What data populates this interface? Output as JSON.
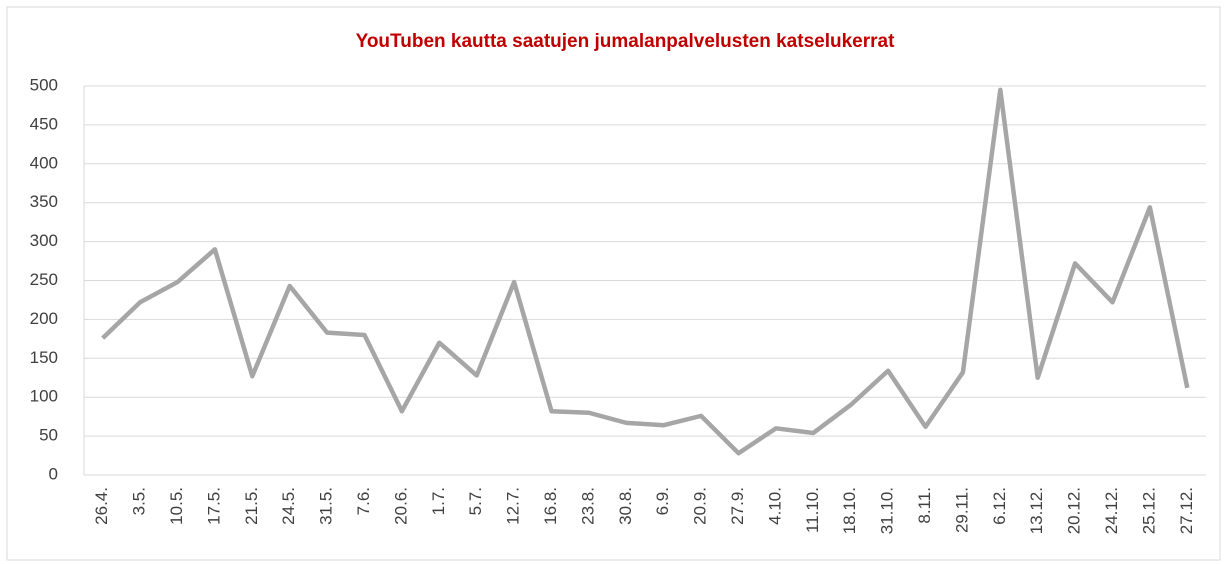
{
  "chart_data": {
    "type": "line",
    "title": "YouTuben kautta saatujen jumalanpalvelusten katselukerrat",
    "categories": [
      "26.4.",
      "3.5.",
      "10.5.",
      "17.5.",
      "21.5.",
      "24.5.",
      "31.5.",
      "7.6.",
      "20.6.",
      "1.7.",
      "5.7.",
      "12.7.",
      "16.8.",
      "23.8.",
      "30.8.",
      "6.9.",
      "20.9.",
      "27.9.",
      "4.10.",
      "11.10.",
      "18.10.",
      "31.10.",
      "8.11.",
      "29.11.",
      "6.12.",
      "13.12.",
      "20.12.",
      "24.12.",
      "25.12.",
      "27.12."
    ],
    "values": [
      176,
      222,
      248,
      290,
      127,
      243,
      183,
      180,
      82,
      170,
      128,
      248,
      82,
      80,
      67,
      64,
      76,
      28,
      60,
      54,
      90,
      134,
      62,
      132,
      495,
      125,
      272,
      222,
      344,
      112
    ],
    "color": "#a6a6a6",
    "ylim": [
      0,
      500
    ],
    "yticks": [
      0,
      50,
      100,
      150,
      200,
      250,
      300,
      350,
      400,
      450,
      500
    ],
    "grid": true
  }
}
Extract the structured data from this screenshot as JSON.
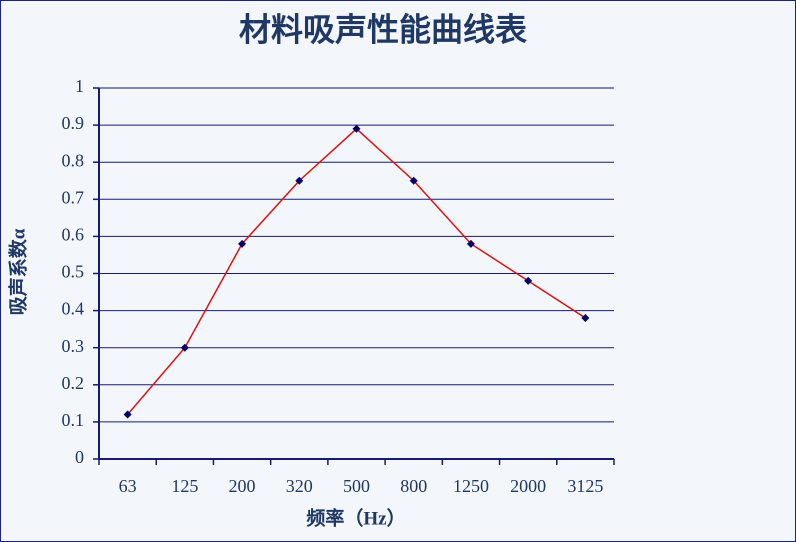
{
  "chart_data": {
    "type": "line",
    "title": "材料吸声性能曲线表",
    "x_label": "频率（Hz）",
    "y_label": "吸声系数α",
    "categories": [
      "63",
      "125",
      "200",
      "320",
      "500",
      "800",
      "1250",
      "2000",
      "3125"
    ],
    "series": [
      {
        "name": "吸声系数α",
        "color": "#dd1111",
        "marker_color": "#000066",
        "values": [
          0.12,
          0.3,
          0.58,
          0.75,
          0.89,
          0.75,
          0.58,
          0.48,
          0.38
        ]
      }
    ],
    "ylim": [
      0,
      1
    ],
    "yticks": [
      0,
      0.1,
      0.2,
      0.3,
      0.4,
      0.5,
      0.6,
      0.7,
      0.8,
      0.9,
      1
    ],
    "grid": true
  }
}
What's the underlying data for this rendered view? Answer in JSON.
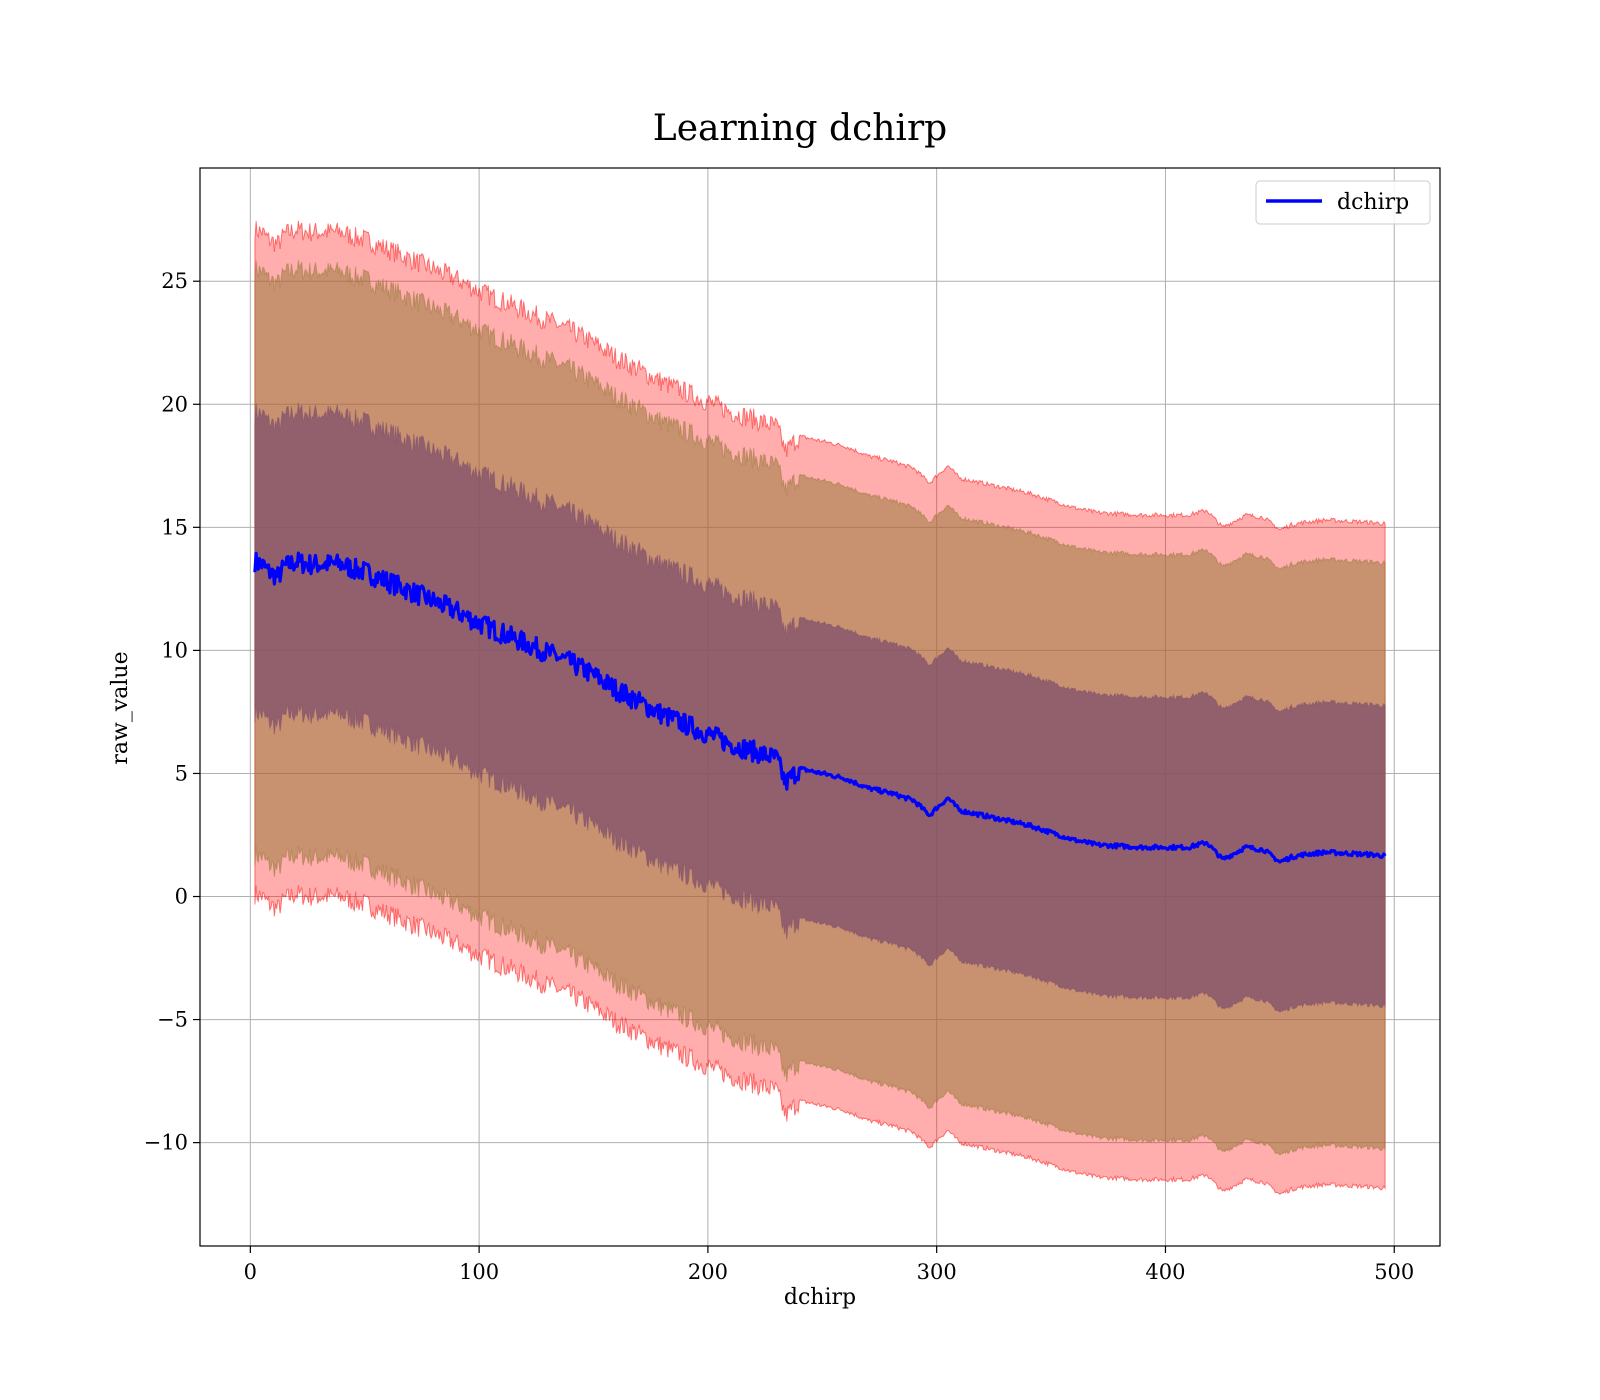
{
  "chart_data": {
    "type": "line",
    "title": "Learning dchirp",
    "xlabel": "dchirp",
    "ylabel": "raw_value",
    "xlim": [
      -22,
      520
    ],
    "ylim": [
      -14.2,
      29.6
    ],
    "xticks": [
      0,
      100,
      200,
      300,
      400,
      500
    ],
    "yticks": [
      -10,
      -5,
      0,
      5,
      10,
      15,
      20,
      25
    ],
    "ytick_labels": [
      "−10",
      "−5",
      "0",
      "5",
      "10",
      "15",
      "20",
      "25"
    ],
    "grid": true,
    "legend": {
      "placement": "top-right",
      "entries": [
        "dchirp"
      ]
    },
    "colors": {
      "mean_line": "#0000ff",
      "band_outer": "#ff0000",
      "band_middle": "#9a7a3c",
      "band_inner": "#7d4d6b"
    },
    "series": [
      {
        "name": "dchirp",
        "x": [
          2,
          5,
          8,
          12,
          15,
          20,
          25,
          30,
          35,
          40,
          45,
          50,
          55,
          60,
          70,
          80,
          90,
          100,
          110,
          120,
          130,
          140,
          150,
          160,
          170,
          180,
          190,
          200,
          210,
          220,
          230,
          234,
          240,
          250,
          260,
          270,
          280,
          290,
          297,
          300,
          305,
          310,
          320,
          330,
          340,
          350,
          360,
          370,
          380,
          390,
          400,
          410,
          418,
          425,
          435,
          443,
          450,
          455,
          460,
          470,
          480,
          490,
          496
        ],
        "mean": [
          13.6,
          13.5,
          13.2,
          13.0,
          13.4,
          13.6,
          13.5,
          13.5,
          13.5,
          13.5,
          13.3,
          13.2,
          13.0,
          12.8,
          12.4,
          12.0,
          11.6,
          11.1,
          10.7,
          10.3,
          9.9,
          9.5,
          9.0,
          8.4,
          7.9,
          7.4,
          7.0,
          6.6,
          6.2,
          5.9,
          5.6,
          4.6,
          5.2,
          5.0,
          4.8,
          4.4,
          4.2,
          3.9,
          3.3,
          3.6,
          4.0,
          3.5,
          3.3,
          3.1,
          2.9,
          2.6,
          2.3,
          2.1,
          2.05,
          2.0,
          2.0,
          2.0,
          2.2,
          1.5,
          2.0,
          1.9,
          1.4,
          1.6,
          1.7,
          1.8,
          1.75,
          1.7,
          1.65
        ],
        "bands": [
          {
            "offset": 13.5,
            "color": "band_outer"
          },
          {
            "offset": 11.9,
            "color": "band_middle"
          },
          {
            "offset": 6.1,
            "color": "band_inner"
          }
        ]
      }
    ]
  }
}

########

PROBLEM TO SOLVE =
Above are the records. Copy every line in them holding "dchirp".

THE ANSWER =
    "title": "Learning dchirp",
    "xlabel": "dchirp",
        "dchirp"
        "name": "dchirp",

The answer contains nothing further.